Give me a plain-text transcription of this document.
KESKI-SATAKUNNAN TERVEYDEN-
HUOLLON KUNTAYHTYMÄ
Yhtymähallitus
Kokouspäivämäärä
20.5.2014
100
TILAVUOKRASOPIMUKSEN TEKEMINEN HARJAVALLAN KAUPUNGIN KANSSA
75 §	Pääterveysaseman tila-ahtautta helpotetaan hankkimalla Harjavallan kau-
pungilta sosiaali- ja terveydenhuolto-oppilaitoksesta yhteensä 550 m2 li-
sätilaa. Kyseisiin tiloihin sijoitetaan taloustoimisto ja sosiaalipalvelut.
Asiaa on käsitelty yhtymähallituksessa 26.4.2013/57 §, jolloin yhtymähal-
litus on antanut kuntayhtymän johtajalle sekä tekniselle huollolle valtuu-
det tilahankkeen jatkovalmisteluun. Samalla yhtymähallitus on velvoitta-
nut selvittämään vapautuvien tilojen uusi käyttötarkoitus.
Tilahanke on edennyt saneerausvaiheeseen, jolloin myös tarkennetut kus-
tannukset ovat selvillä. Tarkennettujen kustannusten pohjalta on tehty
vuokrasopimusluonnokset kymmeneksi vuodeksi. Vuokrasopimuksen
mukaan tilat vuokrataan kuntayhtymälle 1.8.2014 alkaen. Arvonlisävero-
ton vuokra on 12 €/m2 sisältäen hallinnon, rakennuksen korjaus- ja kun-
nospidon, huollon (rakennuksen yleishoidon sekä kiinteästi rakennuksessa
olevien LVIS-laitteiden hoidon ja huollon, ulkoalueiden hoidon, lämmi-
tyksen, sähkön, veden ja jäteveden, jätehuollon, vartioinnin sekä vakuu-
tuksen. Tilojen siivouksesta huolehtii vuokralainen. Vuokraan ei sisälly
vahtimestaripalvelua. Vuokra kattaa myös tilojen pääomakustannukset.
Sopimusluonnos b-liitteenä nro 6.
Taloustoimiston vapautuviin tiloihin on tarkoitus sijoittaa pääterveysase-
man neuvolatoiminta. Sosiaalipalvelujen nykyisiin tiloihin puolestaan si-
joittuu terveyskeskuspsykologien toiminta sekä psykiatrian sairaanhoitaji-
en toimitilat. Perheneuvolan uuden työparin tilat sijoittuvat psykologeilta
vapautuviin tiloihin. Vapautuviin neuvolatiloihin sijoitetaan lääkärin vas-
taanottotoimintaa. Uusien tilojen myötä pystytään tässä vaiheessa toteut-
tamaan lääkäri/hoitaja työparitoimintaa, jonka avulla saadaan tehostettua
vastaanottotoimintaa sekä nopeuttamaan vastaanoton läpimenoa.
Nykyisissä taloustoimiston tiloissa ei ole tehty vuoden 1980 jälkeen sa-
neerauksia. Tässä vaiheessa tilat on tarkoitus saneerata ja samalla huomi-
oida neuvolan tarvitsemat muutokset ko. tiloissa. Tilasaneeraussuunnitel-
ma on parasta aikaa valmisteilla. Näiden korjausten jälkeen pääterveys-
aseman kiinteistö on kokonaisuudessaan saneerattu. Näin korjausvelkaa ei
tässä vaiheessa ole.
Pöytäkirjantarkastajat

▶ **EXERCISE REQUIREMENTS**
Write out the whole listing exactly.

▶ **SOLUTION FOR THIS TASK**
Give me a plain-text transcription of this document.
KESKI-SATAKUNNAN TERVEYDEN-
HUOLLON KUNTAYHTYMÄ
Yhtymähallitus
Kokouspäivämäärä
20.5.2014
100
TILAVUOKRASOPIMUKSEN TEKEMINEN HARJAVALLAN KAUPUNGIN KANSSA
75 §	Pääterveysaseman tila-ahtautta helpotetaan hankkimalla Harjavallan kau-
pungilta sosiaali- ja terveydenhuolto-oppilaitoksesta yhteensä 550 m2 li-
sätilaa. Kyseisiin tiloihin sijoitetaan taloustoimisto ja sosiaalipalvelut.
Asiaa on käsitelty yhtymähallituksessa 26.4.2013/57 §, jolloin yhtymähal-
litus on antanut kuntayhtymän johtajalle sekä tekniselle huollolle valtuu-
det tilahankkeen jatkovalmisteluun. Samalla yhtymähallitus on velvoitta-
nut selvittämään vapautuvien tilojen uusi käyttötarkoitus.
Tilahanke on edennyt saneerausvaiheeseen, jolloin myös tarkennetut kus-
tannukset ovat selvillä. Tarkennettujen kustannusten pohjalta on tehty
vuokrasopimusluonnokset kymmeneksi vuodeksi. Vuokrasopimuksen
mukaan tilat vuokrataan kuntayhtymälle 1.8.2014 alkaen. Arvonlisävero-
ton vuokra on 12 €/m2 sisältäen hallinnon, rakennuksen korjaus- ja kun-
nospidon, huollon (rakennuksen yleishoidon sekä kiinteästi rakennuksessa
olevien LVIS-laitteiden hoidon ja huollon, ulkoalueiden hoidon, lämmi-
tyksen, sähkön, veden ja jäteveden, jätehuollon, vartioinnin sekä vakuu-
tuksen. Tilojen siivouksesta huolehtii vuokralainen. Vuokraan ei sisälly
vahtimestaripalvelua. Vuokra kattaa myös tilojen pääomakustannukset.
Sopimusluonnos b-liitteenä nro 6.
Taloustoimiston vapautuviin tiloihin on tarkoitus sijoittaa pääterveysase-
man neuvolatoiminta. Sosiaalipalvelujen nykyisiin tiloihin puolestaan si-
joittuu terveyskeskuspsykologien toiminta sekä psykiatrian sairaanhoitaji-
en toimitilat. Perheneuvolan uuden työparin tilat sijoittuvat psykologeilta
vapautuviin tiloihin. Vapautuviin neuvolatiloihin sijoitetaan lääkärin vas-
taanottotoimintaa. Uusien tilojen myötä pystytään tässä vaiheessa toteut-
tamaan lääkäri/hoitaja työparitoimintaa, jonka avulla saadaan tehostettua
vastaanottotoimintaa sekä nopeuttamaan vastaanoton läpimenoa.
Nykyisissä taloustoimiston tiloissa ei ole tehty vuoden 1980 jälkeen sa-
neerauksia. Tässä vaiheessa tilat on tarkoitus saneerata ja samalla huomi-
oida neuvolan tarvitsemat muutokset ko. tiloissa. Tilasaneeraussuunnitel-
ma on parasta aikaa valmisteilla. Näiden korjausten jälkeen pääterveys-
aseman kiinteistö on kokonaisuudessaan saneerattu. Näin korjausvelkaa ei
tässä vaiheessa ole.
Pöytäkirjantarkastajat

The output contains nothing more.